• **Exercise instructions**:
Search the material for the word "value" and copy each line that holds it.

• **Given data**:

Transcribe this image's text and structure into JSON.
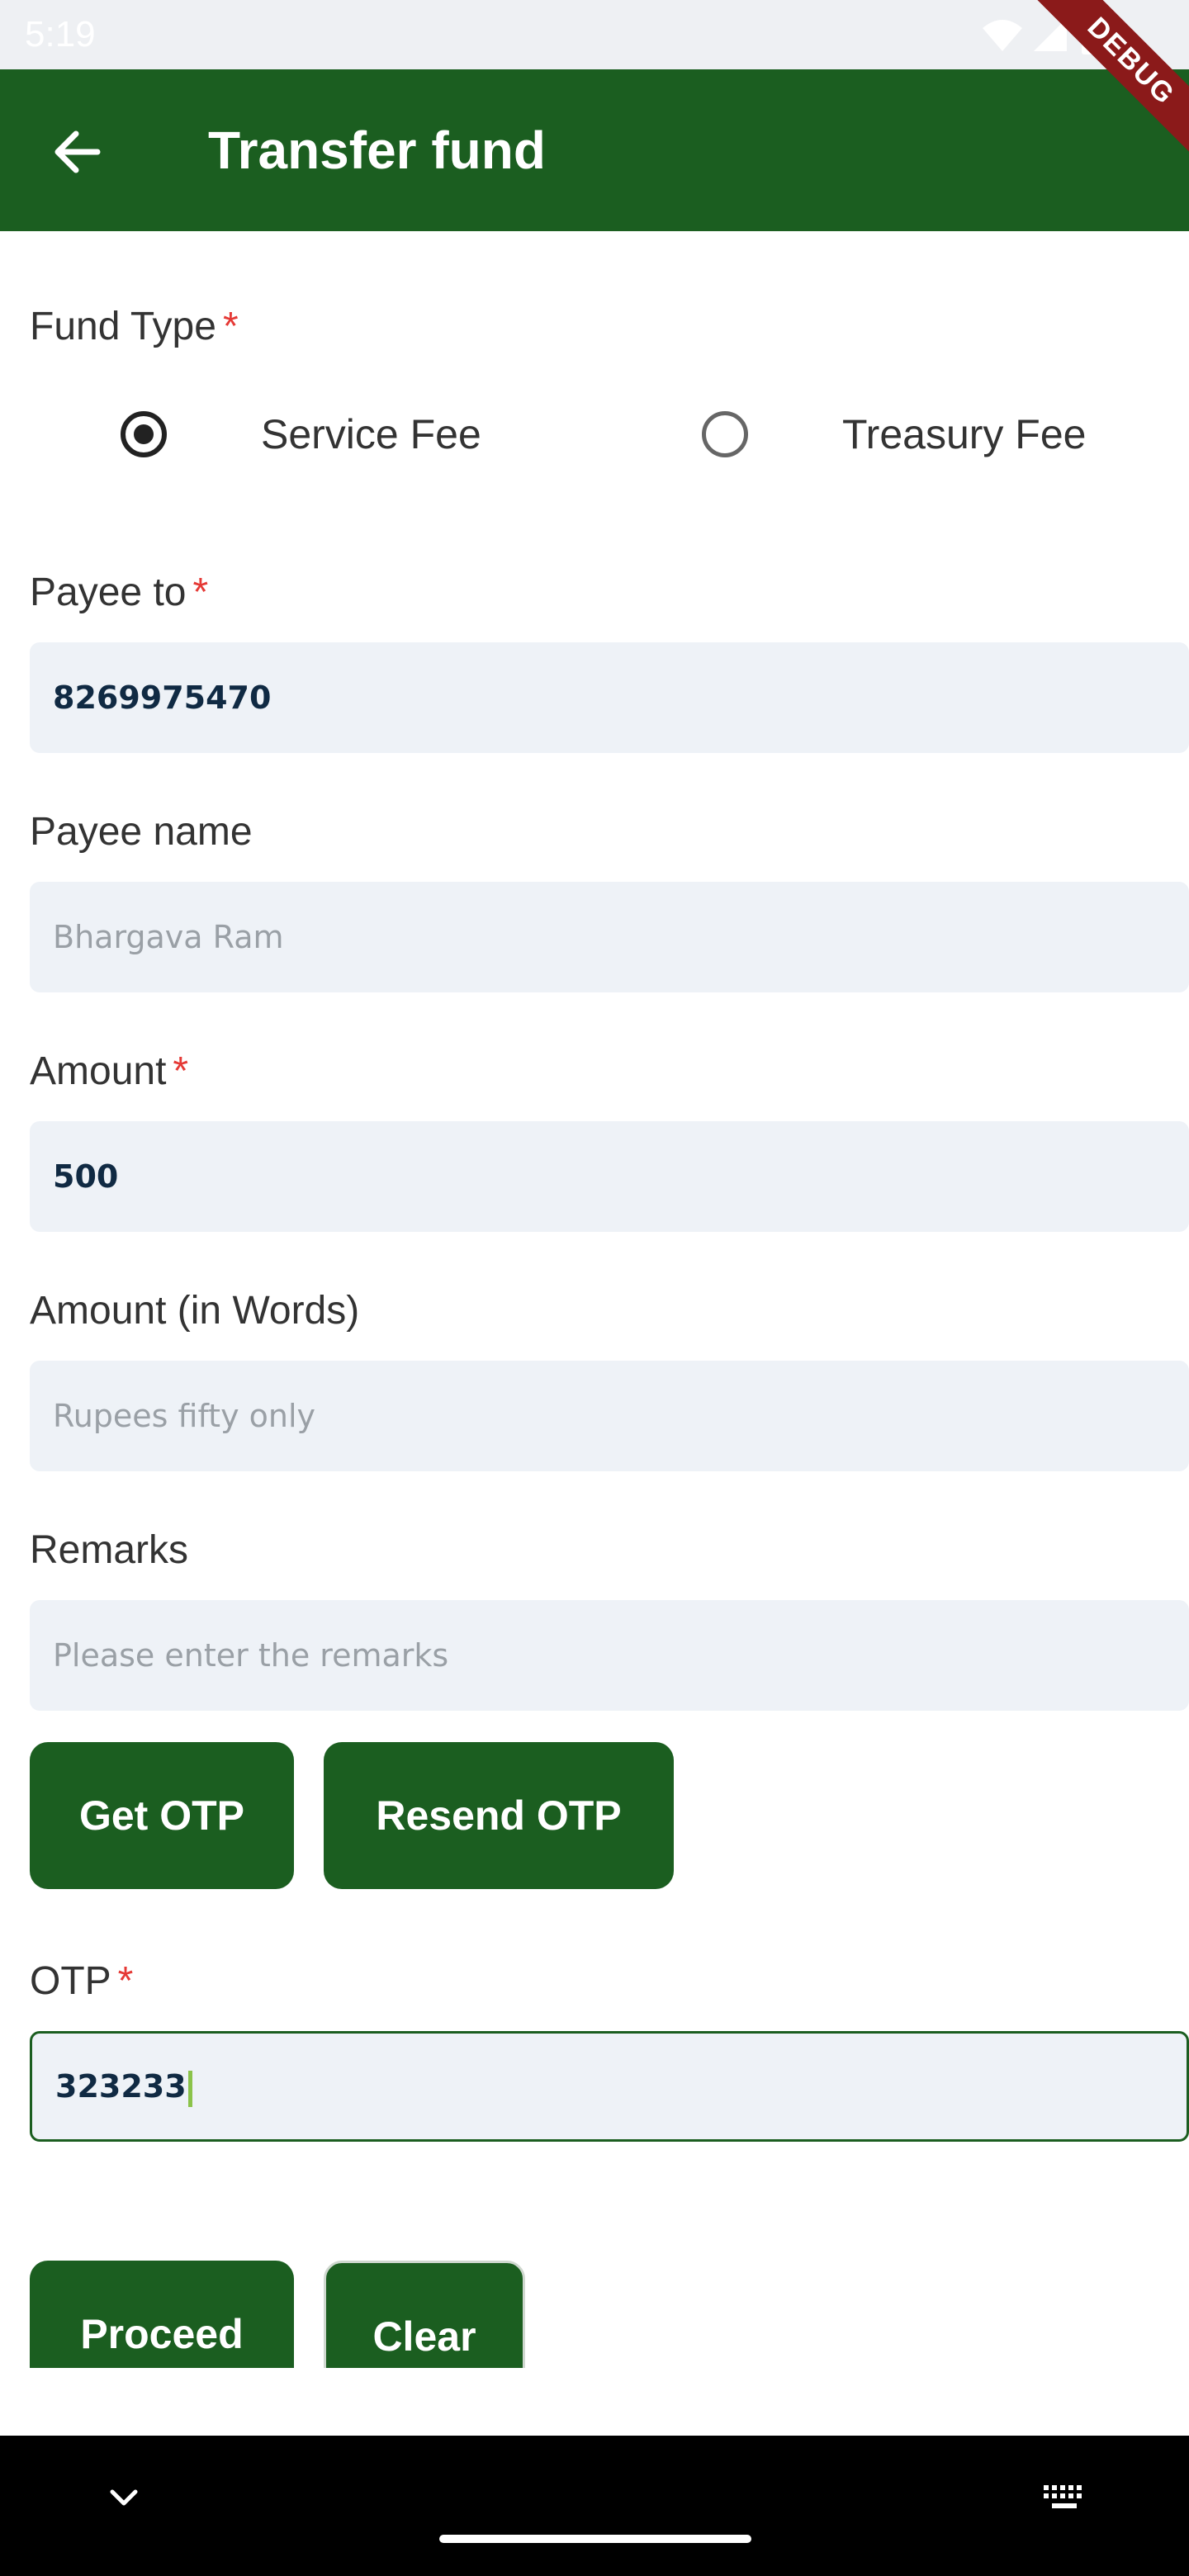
{
  "status_bar": {
    "time": "5:19",
    "icons": [
      "wifi-icon",
      "signal-icon",
      "battery-icon"
    ]
  },
  "debug_banner": "DEBUG",
  "app_bar": {
    "title": "Transfer fund",
    "back_icon": "arrow-left-icon"
  },
  "form": {
    "fund_type": {
      "label": "Fund Type",
      "required_mark": "*",
      "options": [
        {
          "label": "Service Fee",
          "selected": true
        },
        {
          "label": "Treasury Fee",
          "selected": false
        }
      ]
    },
    "payee_to": {
      "label": "Payee to",
      "required_mark": "*",
      "value": "8269975470"
    },
    "payee_name": {
      "label": "Payee name",
      "placeholder": "Bhargava Ram"
    },
    "amount": {
      "label": "Amount",
      "required_mark": "*",
      "value": "500"
    },
    "amount_words": {
      "label": "Amount (in Words)",
      "placeholder": "Rupees fifty only"
    },
    "remarks": {
      "label": "Remarks",
      "placeholder": "Please enter the remarks"
    },
    "get_otp_label": "Get OTP",
    "resend_otp_label": "Resend OTP",
    "otp": {
      "label": "OTP",
      "required_mark": "*",
      "value": "323233"
    },
    "proceed_label": "Proceed",
    "clear_label": "Clear"
  },
  "colors": {
    "primary": "#1b5e20",
    "required": "#e53935",
    "field_bg": "#eef2f7",
    "cursor": "#8bc34a"
  },
  "nav_bar": {
    "icons": [
      "chevron-down-icon",
      "home-pill-icon",
      "keyboard-icon"
    ]
  }
}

• **Expected output**:
      "value": "8269975470"
      "value": "500"
      "value": "323233"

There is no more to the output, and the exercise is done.